Select all lines holding the word "отеля" from the entries that follow.

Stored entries
-------
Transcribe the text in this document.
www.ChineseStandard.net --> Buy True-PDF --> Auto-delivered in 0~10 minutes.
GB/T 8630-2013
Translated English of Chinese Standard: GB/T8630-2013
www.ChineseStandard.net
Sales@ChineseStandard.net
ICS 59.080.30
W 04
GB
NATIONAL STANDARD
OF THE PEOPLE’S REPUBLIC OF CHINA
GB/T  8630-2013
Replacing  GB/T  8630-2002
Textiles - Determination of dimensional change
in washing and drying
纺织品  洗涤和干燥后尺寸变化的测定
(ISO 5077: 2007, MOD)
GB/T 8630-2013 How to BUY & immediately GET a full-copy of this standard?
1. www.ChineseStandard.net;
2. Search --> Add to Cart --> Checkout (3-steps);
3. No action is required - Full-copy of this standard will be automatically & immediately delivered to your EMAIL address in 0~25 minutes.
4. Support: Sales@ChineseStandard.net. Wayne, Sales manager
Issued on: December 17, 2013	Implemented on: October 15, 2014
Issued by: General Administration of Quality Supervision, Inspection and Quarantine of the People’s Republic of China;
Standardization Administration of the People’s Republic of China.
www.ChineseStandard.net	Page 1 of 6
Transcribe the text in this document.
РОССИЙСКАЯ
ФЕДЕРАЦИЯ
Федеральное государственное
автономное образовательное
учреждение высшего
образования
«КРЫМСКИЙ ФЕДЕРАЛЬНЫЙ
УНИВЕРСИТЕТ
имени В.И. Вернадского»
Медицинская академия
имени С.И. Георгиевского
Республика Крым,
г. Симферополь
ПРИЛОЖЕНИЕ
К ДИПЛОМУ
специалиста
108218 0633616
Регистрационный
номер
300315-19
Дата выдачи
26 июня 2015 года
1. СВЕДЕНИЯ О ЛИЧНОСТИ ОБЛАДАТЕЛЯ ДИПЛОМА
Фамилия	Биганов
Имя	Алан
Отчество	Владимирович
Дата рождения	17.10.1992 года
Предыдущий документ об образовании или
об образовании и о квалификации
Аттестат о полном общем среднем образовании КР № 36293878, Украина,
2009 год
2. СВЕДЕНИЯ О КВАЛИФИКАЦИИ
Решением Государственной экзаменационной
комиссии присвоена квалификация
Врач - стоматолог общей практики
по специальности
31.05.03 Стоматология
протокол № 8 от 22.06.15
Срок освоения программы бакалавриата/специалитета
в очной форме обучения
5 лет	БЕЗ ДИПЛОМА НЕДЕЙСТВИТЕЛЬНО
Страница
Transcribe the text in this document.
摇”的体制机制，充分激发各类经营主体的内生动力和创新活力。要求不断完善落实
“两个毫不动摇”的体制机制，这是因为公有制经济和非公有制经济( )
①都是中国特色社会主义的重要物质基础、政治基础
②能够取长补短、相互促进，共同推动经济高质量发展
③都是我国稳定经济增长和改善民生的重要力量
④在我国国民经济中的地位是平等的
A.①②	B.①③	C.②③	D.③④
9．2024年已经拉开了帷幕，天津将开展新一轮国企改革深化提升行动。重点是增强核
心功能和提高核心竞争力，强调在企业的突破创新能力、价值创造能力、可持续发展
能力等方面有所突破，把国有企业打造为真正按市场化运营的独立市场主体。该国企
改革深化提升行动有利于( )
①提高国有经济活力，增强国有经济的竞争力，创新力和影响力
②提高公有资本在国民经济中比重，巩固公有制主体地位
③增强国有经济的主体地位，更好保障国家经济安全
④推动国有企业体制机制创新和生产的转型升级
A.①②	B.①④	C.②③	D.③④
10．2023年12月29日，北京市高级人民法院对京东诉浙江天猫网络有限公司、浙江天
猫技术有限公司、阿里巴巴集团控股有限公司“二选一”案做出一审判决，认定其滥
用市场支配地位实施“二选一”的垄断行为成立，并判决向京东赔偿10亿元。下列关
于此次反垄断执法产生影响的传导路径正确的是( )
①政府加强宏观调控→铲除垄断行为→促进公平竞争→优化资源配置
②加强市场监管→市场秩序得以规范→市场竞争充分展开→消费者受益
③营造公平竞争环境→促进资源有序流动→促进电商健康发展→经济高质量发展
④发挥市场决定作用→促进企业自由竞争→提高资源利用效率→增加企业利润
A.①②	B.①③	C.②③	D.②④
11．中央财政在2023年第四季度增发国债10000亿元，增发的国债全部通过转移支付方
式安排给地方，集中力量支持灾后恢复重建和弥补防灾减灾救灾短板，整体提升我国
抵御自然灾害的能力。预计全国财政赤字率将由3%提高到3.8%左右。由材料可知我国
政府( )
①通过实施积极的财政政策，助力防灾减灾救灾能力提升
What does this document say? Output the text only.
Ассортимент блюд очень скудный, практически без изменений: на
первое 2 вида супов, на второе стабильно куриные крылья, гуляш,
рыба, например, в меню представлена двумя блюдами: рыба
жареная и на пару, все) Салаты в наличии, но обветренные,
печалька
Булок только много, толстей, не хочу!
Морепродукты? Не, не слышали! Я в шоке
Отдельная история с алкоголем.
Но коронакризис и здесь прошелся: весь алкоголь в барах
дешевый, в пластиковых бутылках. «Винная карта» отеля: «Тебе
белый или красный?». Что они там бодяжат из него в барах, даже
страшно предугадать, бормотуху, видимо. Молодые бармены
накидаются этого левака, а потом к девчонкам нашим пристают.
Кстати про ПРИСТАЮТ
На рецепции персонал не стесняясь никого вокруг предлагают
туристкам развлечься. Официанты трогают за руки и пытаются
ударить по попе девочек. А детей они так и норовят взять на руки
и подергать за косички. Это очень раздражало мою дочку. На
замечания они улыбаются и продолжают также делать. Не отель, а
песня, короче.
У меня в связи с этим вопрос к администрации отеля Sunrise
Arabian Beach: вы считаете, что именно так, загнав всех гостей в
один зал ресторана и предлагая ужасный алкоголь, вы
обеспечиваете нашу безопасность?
-------
Full response:
дешевый, в пластиковых бутылках. «Винная карта» отеля: «Тебе
У меня в связи с этим вопрос к администрации отеля Sunrise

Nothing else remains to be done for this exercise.